:: Input rows ::
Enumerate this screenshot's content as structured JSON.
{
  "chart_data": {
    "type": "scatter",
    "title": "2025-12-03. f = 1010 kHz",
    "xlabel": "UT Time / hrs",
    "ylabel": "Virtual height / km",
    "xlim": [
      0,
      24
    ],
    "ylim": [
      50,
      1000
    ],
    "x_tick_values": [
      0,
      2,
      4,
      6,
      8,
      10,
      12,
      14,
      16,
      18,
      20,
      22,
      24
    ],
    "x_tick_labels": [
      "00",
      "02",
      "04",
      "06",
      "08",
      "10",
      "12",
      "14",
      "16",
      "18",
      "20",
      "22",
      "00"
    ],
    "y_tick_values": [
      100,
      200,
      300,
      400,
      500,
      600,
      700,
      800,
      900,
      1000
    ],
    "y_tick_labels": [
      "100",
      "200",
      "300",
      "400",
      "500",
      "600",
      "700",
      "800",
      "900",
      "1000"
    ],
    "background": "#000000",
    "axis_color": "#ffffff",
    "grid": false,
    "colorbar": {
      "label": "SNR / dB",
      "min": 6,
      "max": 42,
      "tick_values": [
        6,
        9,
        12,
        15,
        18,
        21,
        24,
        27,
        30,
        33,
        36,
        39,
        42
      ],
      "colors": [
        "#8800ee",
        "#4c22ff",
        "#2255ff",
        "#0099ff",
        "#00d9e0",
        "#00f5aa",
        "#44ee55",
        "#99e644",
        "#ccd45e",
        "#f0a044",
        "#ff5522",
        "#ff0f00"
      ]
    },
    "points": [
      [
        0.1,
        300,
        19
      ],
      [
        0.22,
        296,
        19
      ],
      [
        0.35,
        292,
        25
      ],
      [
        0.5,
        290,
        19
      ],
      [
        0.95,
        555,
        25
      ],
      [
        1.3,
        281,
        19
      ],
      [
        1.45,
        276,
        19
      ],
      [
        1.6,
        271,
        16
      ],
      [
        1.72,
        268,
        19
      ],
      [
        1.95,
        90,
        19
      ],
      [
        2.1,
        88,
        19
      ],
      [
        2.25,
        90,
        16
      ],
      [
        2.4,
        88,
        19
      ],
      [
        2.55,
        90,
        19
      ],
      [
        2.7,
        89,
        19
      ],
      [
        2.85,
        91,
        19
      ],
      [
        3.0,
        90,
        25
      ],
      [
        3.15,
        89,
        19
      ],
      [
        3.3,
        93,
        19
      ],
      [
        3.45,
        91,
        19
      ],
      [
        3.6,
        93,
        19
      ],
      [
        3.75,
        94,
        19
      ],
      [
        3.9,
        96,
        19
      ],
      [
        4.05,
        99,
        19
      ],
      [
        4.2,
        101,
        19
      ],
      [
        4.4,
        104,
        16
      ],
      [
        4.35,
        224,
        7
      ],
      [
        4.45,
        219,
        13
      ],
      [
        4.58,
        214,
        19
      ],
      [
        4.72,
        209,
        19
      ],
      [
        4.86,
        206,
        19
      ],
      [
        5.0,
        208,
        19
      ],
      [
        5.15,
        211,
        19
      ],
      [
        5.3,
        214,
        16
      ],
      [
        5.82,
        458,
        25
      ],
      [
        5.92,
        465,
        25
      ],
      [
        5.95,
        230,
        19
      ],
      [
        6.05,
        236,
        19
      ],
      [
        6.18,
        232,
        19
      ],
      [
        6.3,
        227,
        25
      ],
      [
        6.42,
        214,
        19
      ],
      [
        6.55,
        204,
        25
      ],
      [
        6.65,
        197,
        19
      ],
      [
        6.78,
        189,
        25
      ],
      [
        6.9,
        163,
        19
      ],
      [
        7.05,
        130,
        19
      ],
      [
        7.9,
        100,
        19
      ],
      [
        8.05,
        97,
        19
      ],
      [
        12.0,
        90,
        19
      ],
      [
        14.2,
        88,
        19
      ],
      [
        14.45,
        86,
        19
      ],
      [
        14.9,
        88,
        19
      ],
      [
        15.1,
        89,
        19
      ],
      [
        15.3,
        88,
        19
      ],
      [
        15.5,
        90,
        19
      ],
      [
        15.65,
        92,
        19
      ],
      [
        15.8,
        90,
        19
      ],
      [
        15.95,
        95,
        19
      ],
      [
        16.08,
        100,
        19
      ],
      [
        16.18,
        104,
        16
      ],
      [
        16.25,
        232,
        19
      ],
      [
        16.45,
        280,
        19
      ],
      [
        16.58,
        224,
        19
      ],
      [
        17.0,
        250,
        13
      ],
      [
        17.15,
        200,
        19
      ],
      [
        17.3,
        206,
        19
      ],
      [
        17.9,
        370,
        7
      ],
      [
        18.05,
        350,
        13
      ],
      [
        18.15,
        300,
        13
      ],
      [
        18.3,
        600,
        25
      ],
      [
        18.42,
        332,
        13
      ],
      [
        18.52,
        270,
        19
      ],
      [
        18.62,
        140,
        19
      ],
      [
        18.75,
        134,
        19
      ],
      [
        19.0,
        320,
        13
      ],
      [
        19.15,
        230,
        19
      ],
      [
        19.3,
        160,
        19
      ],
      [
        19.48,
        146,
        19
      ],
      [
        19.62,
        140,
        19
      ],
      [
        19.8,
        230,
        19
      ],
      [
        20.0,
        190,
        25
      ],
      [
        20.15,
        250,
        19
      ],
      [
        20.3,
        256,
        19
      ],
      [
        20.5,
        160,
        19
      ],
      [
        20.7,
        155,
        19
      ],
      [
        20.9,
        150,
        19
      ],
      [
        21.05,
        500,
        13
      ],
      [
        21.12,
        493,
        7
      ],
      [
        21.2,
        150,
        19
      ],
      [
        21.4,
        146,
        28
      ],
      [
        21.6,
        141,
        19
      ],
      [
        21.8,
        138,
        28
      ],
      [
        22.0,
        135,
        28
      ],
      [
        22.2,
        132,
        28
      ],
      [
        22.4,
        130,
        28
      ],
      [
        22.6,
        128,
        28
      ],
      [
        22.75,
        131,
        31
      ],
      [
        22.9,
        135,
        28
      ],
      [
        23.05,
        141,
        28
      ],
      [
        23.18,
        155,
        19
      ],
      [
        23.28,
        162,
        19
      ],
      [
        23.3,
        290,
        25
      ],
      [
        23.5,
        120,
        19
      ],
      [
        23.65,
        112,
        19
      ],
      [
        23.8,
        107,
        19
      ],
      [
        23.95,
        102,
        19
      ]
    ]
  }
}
:::
__Exercise brief__
Every line of the material must be returned exactly as it appears.

__The answer__
Enumerate this screenshot's content as structured JSON.
{
  "chart_data": {
    "type": "scatter",
    "title": "2025-12-03. f = 1010 kHz",
    "xlabel": "UT Time / hrs",
    "ylabel": "Virtual height / km",
    "xlim": [
      0,
      24
    ],
    "ylim": [
      50,
      1000
    ],
    "x_tick_values": [
      0,
      2,
      4,
      6,
      8,
      10,
      12,
      14,
      16,
      18,
      20,
      22,
      24
    ],
    "x_tick_labels": [
      "00",
      "02",
      "04",
      "06",
      "08",
      "10",
      "12",
      "14",
      "16",
      "18",
      "20",
      "22",
      "00"
    ],
    "y_tick_values": [
      100,
      200,
      300,
      400,
      500,
      600,
      700,
      800,
      900,
      1000
    ],
    "y_tick_labels": [
      "100",
      "200",
      "300",
      "400",
      "500",
      "600",
      "700",
      "800",
      "900",
      "1000"
    ],
    "background": "#000000",
    "axis_color": "#ffffff",
    "grid": false,
    "colorbar": {
      "label": "SNR / dB",
      "min": 6,
      "max": 42,
      "tick_values": [
        6,
        9,
        12,
        15,
        18,
        21,
        24,
        27,
        30,
        33,
        36,
        39,
        42
      ],
      "colors": [
        "#8800ee",
        "#4c22ff",
        "#2255ff",
        "#0099ff",
        "#00d9e0",
        "#00f5aa",
        "#44ee55",
        "#99e644",
        "#ccd45e",
        "#f0a044",
        "#ff5522",
        "#ff0f00"
      ]
    },
    "points": [
      [
        0.1,
        300,
        19
      ],
      [
        0.22,
        296,
        19
      ],
      [
        0.35,
        292,
        25
      ],
      [
        0.5,
        290,
        19
      ],
      [
        0.95,
        555,
        25
      ],
      [
        1.3,
        281,
        19
      ],
      [
        1.45,
        276,
        19
      ],
      [
        1.6,
        271,
        16
      ],
      [
        1.72,
        268,
        19
      ],
      [
        1.95,
        90,
        19
      ],
      [
        2.1,
        88,
        19
      ],
      [
        2.25,
        90,
        16
      ],
      [
        2.4,
        88,
        19
      ],
      [
        2.55,
        90,
        19
      ],
      [
        2.7,
        89,
        19
      ],
      [
        2.85,
        91,
        19
      ],
      [
        3.0,
        90,
        25
      ],
      [
        3.15,
        89,
        19
      ],
      [
        3.3,
        93,
        19
      ],
      [
        3.45,
        91,
        19
      ],
      [
        3.6,
        93,
        19
      ],
      [
        3.75,
        94,
        19
      ],
      [
        3.9,
        96,
        19
      ],
      [
        4.05,
        99,
        19
      ],
      [
        4.2,
        101,
        19
      ],
      [
        4.4,
        104,
        16
      ],
      [
        4.35,
        224,
        7
      ],
      [
        4.45,
        219,
        13
      ],
      [
        4.58,
        214,
        19
      ],
      [
        4.72,
        209,
        19
      ],
      [
        4.86,
        206,
        19
      ],
      [
        5.0,
        208,
        19
      ],
      [
        5.15,
        211,
        19
      ],
      [
        5.3,
        214,
        16
      ],
      [
        5.82,
        458,
        25
      ],
      [
        5.92,
        465,
        25
      ],
      [
        5.95,
        230,
        19
      ],
      [
        6.05,
        236,
        19
      ],
      [
        6.18,
        232,
        19
      ],
      [
        6.3,
        227,
        25
      ],
      [
        6.42,
        214,
        19
      ],
      [
        6.55,
        204,
        25
      ],
      [
        6.65,
        197,
        19
      ],
      [
        6.78,
        189,
        25
      ],
      [
        6.9,
        163,
        19
      ],
      [
        7.05,
        130,
        19
      ],
      [
        7.9,
        100,
        19
      ],
      [
        8.05,
        97,
        19
      ],
      [
        12.0,
        90,
        19
      ],
      [
        14.2,
        88,
        19
      ],
      [
        14.45,
        86,
        19
      ],
      [
        14.9,
        88,
        19
      ],
      [
        15.1,
        89,
        19
      ],
      [
        15.3,
        88,
        19
      ],
      [
        15.5,
        90,
        19
      ],
      [
        15.65,
        92,
        19
      ],
      [
        15.8,
        90,
        19
      ],
      [
        15.95,
        95,
        19
      ],
      [
        16.08,
        100,
        19
      ],
      [
        16.18,
        104,
        16
      ],
      [
        16.25,
        232,
        19
      ],
      [
        16.45,
        280,
        19
      ],
      [
        16.58,
        224,
        19
      ],
      [
        17.0,
        250,
        13
      ],
      [
        17.15,
        200,
        19
      ],
      [
        17.3,
        206,
        19
      ],
      [
        17.9,
        370,
        7
      ],
      [
        18.05,
        350,
        13
      ],
      [
        18.15,
        300,
        13
      ],
      [
        18.3,
        600,
        25
      ],
      [
        18.42,
        332,
        13
      ],
      [
        18.52,
        270,
        19
      ],
      [
        18.62,
        140,
        19
      ],
      [
        18.75,
        134,
        19
      ],
      [
        19.0,
        320,
        13
      ],
      [
        19.15,
        230,
        19
      ],
      [
        19.3,
        160,
        19
      ],
      [
        19.48,
        146,
        19
      ],
      [
        19.62,
        140,
        19
      ],
      [
        19.8,
        230,
        19
      ],
      [
        20.0,
        190,
        25
      ],
      [
        20.15,
        250,
        19
      ],
      [
        20.3,
        256,
        19
      ],
      [
        20.5,
        160,
        19
      ],
      [
        20.7,
        155,
        19
      ],
      [
        20.9,
        150,
        19
      ],
      [
        21.05,
        500,
        13
      ],
      [
        21.12,
        493,
        7
      ],
      [
        21.2,
        150,
        19
      ],
      [
        21.4,
        146,
        28
      ],
      [
        21.6,
        141,
        19
      ],
      [
        21.8,
        138,
        28
      ],
      [
        22.0,
        135,
        28
      ],
      [
        22.2,
        132,
        28
      ],
      [
        22.4,
        130,
        28
      ],
      [
        22.6,
        128,
        28
      ],
      [
        22.75,
        131,
        31
      ],
      [
        22.9,
        135,
        28
      ],
      [
        23.05,
        141,
        28
      ],
      [
        23.18,
        155,
        19
      ],
      [
        23.28,
        162,
        19
      ],
      [
        23.3,
        290,
        25
      ],
      [
        23.5,
        120,
        19
      ],
      [
        23.65,
        112,
        19
      ],
      [
        23.8,
        107,
        19
      ],
      [
        23.95,
        102,
        19
      ]
    ]
  }
}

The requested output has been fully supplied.